■ **WHAT IS BEING ASKED**: Copy every entry word for word. Skip the pictures.

-- Start RECORDS --

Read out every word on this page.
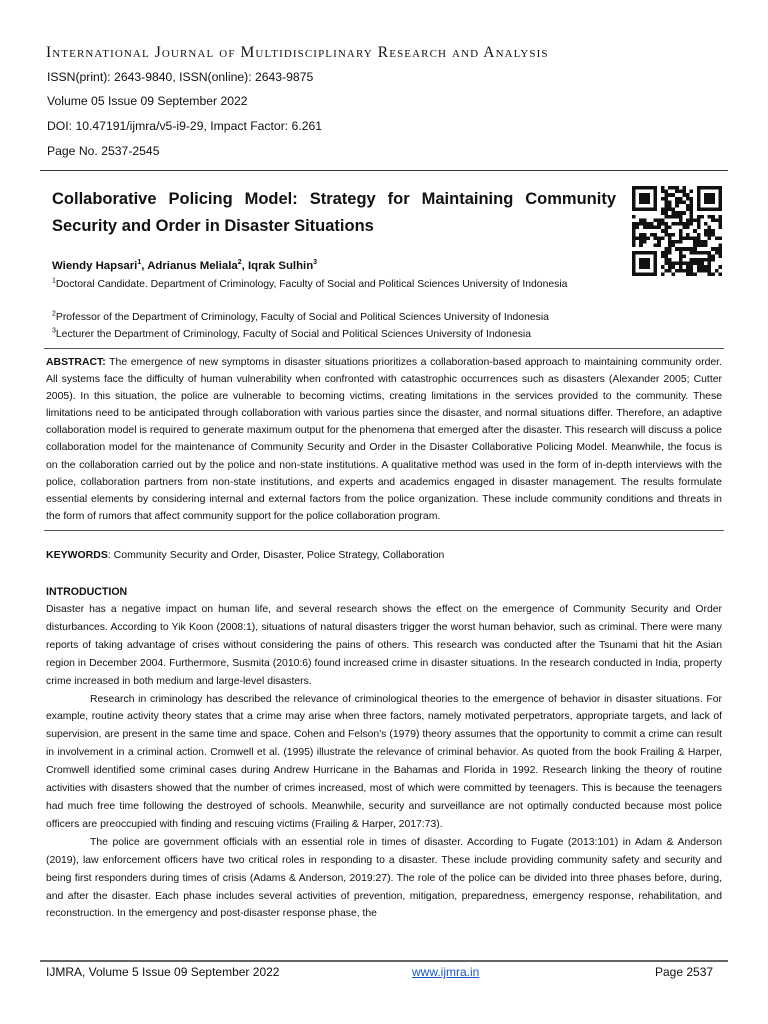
International Journal of Multidisciplinary Research and Analysis
ISSN(print): 2643-9840, ISSN(online): 2643-9875
Volume 05 Issue 09 September 2022
DOI: 10.47191/ijmra/v5-i9-29, Impact Factor: 6.261
Page No. 2537-2545
Collaborative Policing Model: Strategy for Maintaining Community Security and Order in Disaster Situations
Wiendy Hapsari$^1$, Adrianus Meliala$^2$, Iqrak Sulhin$^3$
$^1$Doctoral Candidate. Department of Criminology, Faculty of Social and Political Sciences University of Indonesia
$^2$Professor of the Department of Criminology, Faculty of Social and Political Sciences University of Indonesia
$^3$Lecturer the Department of Criminology, Faculty of Social and Political Sciences University of Indonesia
ABSTRACT: The emergence of new symptoms in disaster situations prioritizes a collaboration-based approach to maintaining community order. All systems face the difficulty of human vulnerability when confronted with catastrophic occurrences such as disasters (Alexander 2005; Cutter 2005). In this situation, the police are vulnerable to becoming victims, creating limitations in the services provided to the community. These limitations need to be anticipated through collaboration with various parties since the disaster, and normal situations differ. Therefore, an adaptive collaboration model is required to generate maximum output for the phenomena that emerged after the disaster. This research will discuss a police collaboration model for the maintenance of Community Security and Order in the Disaster Collaborative Policing Model. Meanwhile, the focus is on the collaboration carried out by the police and non-state institutions. A qualitative method was used in the form of in-depth interviews with the police, collaboration partners from non-state institutions, and experts and academics engaged in disaster management. The results formulate essential elements by considering internal and external factors from the police organization. These include community conditions and threats in the form of rumors that affect community support for the police collaboration program.
KEYWORDS: Community Security and Order, Disaster, Police Strategy, Collaboration
INTRODUCTION

Disaster has a negative impact on human life, and several research shows the effect on the emergence of Community Security and Order disturbances. According to Yik Koon (2008:1), situations of natural disasters trigger the worst human behavior, such as criminal. There were many reports of taking advantage of crises without considering the pains of others. This research was conducted after the Tsunami that hit the Asian region in December 2004. Furthermore, Susmita (2010:6) found increased crime in disaster situations. In the research conducted in India, property crime increased in both medium and large-level disasters.

Research in criminology has described the relevance of criminological theories to the emergence of behavior in disaster situations. For example, routine activity theory states that a crime may arise when three factors, namely motivated perpetrators, appropriate targets, and lack of supervision, are present in the same time and space. Cohen and Felson's (1979) theory assumes that the opportunity to commit a crime can result in involvement in a criminal action. Cromwell et al. (1995) illustrate the relevance of criminal behavior. As quoted from the book Frailing & Harper, Cromwell identified some criminal cases during Andrew Hurricane in the Bahamas and Florida in 1992. Research linking the theory of routine activities with disasters showed that the number of crimes increased, most of which were committed by teenagers. This is because the teenagers had much free time following the destroyed of schools. Meanwhile, security and surveillance are not optimally conducted because most police officers are preoccupied with finding and rescuing victims (Frailing & Harper, 2017:73).

The police are government officials with an essential role in times of disaster. According to Fugate (2013:101) in Adam & Anderson (2019), law enforcement officers have two critical roles in responding to a disaster. These include providing community safety and security and being first responders during times of crisis (Adams & Anderson, 2019:27). The role of the police can be divided into three phases before, during, and after the disaster. Each phase includes several activities of prevention, mitigation, preparedness, emergency response, rehabilitation, and reconstruction. In the emergency and post-disaster response phase, the

IJMRA, Volume 5 Issue 09 September 2022	www.ijmra.in	Page 2537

-- End RECORDS --

■ **RIGHT ANSWER**:
Read out every word on this page.
International Journal of Multidisciplinary Research and Analysis
ISSN(print): 2643-9840, ISSN(online): 2643-9875
Volume 05 Issue 09 September 2022
DOI: 10.47191/ijmra/v5-i9-29, Impact Factor: 6.261
Page No. 2537-2545
Collaborative Policing Model: Strategy for Maintaining Community Security and Order in Disaster Situations
Wiendy Hapsari$^1$, Adrianus Meliala$^2$, Iqrak Sulhin$^3$
$^1$Doctoral Candidate. Department of Criminology, Faculty of Social and Political Sciences University of Indonesia
$^2$Professor of the Department of Criminology, Faculty of Social and Political Sciences University of Indonesia
$^3$Lecturer the Department of Criminology, Faculty of Social and Political Sciences University of Indonesia
ABSTRACT: The emergence of new symptoms in disaster situations prioritizes a collaboration-based approach to maintaining community order. All systems face the difficulty of human vulnerability when confronted with catastrophic occurrences such as disasters (Alexander 2005; Cutter 2005). In this situation, the police are vulnerable to becoming victims, creating limitations in the services provided to the community. These limitations need to be anticipated through collaboration with various parties since the disaster, and normal situations differ. Therefore, an adaptive collaboration model is required to generate maximum output for the phenomena that emerged after the disaster. This research will discuss a police collaboration model for the maintenance of Community Security and Order in the Disaster Collaborative Policing Model. Meanwhile, the focus is on the collaboration carried out by the police and non-state institutions. A qualitative method was used in the form of in-depth interviews with the police, collaboration partners from non-state institutions, and experts and academics engaged in disaster management. The results formulate essential elements by considering internal and external factors from the police organization. These include community conditions and threats in the form of rumors that affect community support for the police collaboration program.
KEYWORDS: Community Security and Order, Disaster, Police Strategy, Collaboration
INTRODUCTION

Disaster has a negative impact on human life, and several research shows the effect on the emergence of Community Security and Order disturbances. According to Yik Koon (2008:1), situations of natural disasters trigger the worst human behavior, such as criminal. There were many reports of taking advantage of crises without considering the pains of others. This research was conducted after the Tsunami that hit the Asian region in December 2004. Furthermore, Susmita (2010:6) found increased crime in disaster situations. In the research conducted in India, property crime increased in both medium and large-level disasters.

Research in criminology has described the relevance of criminological theories to the emergence of behavior in disaster situations. For example, routine activity theory states that a crime may arise when three factors, namely motivated perpetrators, appropriate targets, and lack of supervision, are present in the same time and space. Cohen and Felson's (1979) theory assumes that the opportunity to commit a crime can result in involvement in a criminal action. Cromwell et al. (1995) illustrate the relevance of criminal behavior. As quoted from the book Frailing & Harper, Cromwell identified some criminal cases during Andrew Hurricane in the Bahamas and Florida in 1992. Research linking the theory of routine activities with disasters showed that the number of crimes increased, most of which were committed by teenagers. This is because the teenagers had much free time following the destroyed of schools. Meanwhile, security and surveillance are not optimally conducted because most police officers are preoccupied with finding and rescuing victims (Frailing & Harper, 2017:73).

The police are government officials with an essential role in times of disaster. According to Fugate (2013:101) in Adam & Anderson (2019), law enforcement officers have two critical roles in responding to a disaster. These include providing community safety and security and being first responders during times of crisis (Adams & Anderson, 2019:27). The role of the police can be divided into three phases before, during, and after the disaster. Each phase includes several activities of prevention, mitigation, preparedness, emergency response, rehabilitation, and reconstruction. In the emergency and post-disaster response phase, the

IJMRA, Volume 5 Issue 09 September 2022	www.ijmra.in	Page 2537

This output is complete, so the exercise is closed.